_Task prompt_. In the entries below, find every line holding the string "overtroisk" and collect it.

[Source records]
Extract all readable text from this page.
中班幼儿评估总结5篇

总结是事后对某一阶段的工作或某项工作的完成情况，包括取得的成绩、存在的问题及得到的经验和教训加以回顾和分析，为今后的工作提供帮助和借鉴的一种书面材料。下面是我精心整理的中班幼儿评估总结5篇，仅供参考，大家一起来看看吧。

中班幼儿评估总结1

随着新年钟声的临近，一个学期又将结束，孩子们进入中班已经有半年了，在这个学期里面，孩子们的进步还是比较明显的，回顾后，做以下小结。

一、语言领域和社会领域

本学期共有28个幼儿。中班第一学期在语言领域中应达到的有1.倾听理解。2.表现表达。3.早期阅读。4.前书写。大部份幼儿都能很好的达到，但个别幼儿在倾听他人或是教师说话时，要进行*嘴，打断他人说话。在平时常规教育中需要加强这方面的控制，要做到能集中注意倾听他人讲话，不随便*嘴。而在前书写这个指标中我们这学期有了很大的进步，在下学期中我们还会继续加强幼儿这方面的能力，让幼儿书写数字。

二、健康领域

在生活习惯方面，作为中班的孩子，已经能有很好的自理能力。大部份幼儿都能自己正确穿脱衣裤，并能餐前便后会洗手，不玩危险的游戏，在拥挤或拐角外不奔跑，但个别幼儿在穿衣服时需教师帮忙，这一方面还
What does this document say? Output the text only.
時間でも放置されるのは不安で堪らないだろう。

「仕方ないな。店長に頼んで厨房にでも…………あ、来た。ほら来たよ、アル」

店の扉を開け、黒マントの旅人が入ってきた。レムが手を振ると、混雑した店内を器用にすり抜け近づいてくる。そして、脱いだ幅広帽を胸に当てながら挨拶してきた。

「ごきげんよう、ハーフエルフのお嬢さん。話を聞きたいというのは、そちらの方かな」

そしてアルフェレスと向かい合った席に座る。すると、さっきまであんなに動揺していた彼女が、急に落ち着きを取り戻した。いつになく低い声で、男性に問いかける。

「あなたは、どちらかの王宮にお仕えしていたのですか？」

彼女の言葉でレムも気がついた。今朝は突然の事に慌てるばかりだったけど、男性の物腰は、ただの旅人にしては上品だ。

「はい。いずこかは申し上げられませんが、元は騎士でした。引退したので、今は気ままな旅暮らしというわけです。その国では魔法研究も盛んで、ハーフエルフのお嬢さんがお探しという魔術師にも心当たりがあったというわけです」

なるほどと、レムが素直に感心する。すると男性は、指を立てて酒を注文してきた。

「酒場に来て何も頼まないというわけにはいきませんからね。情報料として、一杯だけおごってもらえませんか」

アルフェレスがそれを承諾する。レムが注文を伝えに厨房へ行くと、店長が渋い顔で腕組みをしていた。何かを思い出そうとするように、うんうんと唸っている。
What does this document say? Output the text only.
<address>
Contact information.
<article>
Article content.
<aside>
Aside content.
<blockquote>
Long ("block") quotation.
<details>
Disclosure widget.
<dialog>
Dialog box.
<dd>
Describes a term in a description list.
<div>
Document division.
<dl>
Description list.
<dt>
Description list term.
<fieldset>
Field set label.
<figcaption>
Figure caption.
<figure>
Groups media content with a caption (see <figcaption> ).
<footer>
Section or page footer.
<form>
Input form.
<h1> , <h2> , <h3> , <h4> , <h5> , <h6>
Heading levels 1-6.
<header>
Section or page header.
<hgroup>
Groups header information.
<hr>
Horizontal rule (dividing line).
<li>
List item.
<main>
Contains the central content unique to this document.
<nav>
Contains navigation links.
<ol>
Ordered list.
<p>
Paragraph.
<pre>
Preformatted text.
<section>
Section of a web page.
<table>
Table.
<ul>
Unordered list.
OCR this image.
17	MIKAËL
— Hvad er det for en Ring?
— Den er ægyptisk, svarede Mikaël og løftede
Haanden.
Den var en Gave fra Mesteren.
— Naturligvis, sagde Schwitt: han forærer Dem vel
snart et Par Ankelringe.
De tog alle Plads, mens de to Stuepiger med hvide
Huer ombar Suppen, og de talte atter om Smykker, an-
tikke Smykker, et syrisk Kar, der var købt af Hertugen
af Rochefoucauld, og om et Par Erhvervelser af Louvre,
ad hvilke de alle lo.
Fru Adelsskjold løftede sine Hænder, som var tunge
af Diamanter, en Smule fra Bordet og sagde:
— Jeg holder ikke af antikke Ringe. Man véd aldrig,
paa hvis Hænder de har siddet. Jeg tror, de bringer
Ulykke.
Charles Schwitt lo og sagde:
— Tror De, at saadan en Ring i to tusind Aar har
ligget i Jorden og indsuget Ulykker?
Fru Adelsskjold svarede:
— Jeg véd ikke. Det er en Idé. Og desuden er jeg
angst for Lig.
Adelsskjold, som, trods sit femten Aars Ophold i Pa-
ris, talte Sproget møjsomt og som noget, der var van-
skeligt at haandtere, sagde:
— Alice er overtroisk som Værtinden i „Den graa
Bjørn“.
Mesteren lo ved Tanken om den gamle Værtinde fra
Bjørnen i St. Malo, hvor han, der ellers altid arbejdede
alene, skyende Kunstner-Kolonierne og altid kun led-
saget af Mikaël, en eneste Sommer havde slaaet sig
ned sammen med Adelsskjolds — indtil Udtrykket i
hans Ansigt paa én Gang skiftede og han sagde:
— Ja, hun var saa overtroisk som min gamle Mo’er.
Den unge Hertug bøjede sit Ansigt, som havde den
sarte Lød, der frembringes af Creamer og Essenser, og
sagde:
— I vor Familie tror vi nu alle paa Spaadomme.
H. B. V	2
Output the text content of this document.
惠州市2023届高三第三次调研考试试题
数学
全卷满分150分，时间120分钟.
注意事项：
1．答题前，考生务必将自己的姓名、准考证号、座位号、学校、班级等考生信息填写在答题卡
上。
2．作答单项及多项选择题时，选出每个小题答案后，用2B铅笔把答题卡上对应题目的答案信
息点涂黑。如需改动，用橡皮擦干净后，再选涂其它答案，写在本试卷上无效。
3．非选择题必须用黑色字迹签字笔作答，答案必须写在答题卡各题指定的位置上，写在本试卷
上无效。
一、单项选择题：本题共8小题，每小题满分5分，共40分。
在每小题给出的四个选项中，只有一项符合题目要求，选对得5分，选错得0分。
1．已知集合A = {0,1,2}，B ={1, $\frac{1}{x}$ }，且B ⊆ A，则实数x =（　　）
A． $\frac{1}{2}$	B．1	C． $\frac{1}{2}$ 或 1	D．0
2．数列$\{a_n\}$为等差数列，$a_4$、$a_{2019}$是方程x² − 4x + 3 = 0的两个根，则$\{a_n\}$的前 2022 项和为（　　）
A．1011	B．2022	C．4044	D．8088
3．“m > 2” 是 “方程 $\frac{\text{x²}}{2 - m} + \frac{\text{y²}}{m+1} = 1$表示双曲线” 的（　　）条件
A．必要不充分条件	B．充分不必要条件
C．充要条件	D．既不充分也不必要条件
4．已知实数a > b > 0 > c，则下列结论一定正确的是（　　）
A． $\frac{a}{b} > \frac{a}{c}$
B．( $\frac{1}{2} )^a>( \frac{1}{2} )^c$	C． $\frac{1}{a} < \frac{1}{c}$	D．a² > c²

_Exercise result_.
— Alice er overtroisk som Værtinden i „Den graa
— Ja, hun var saa overtroisk som min gamle Mo’er.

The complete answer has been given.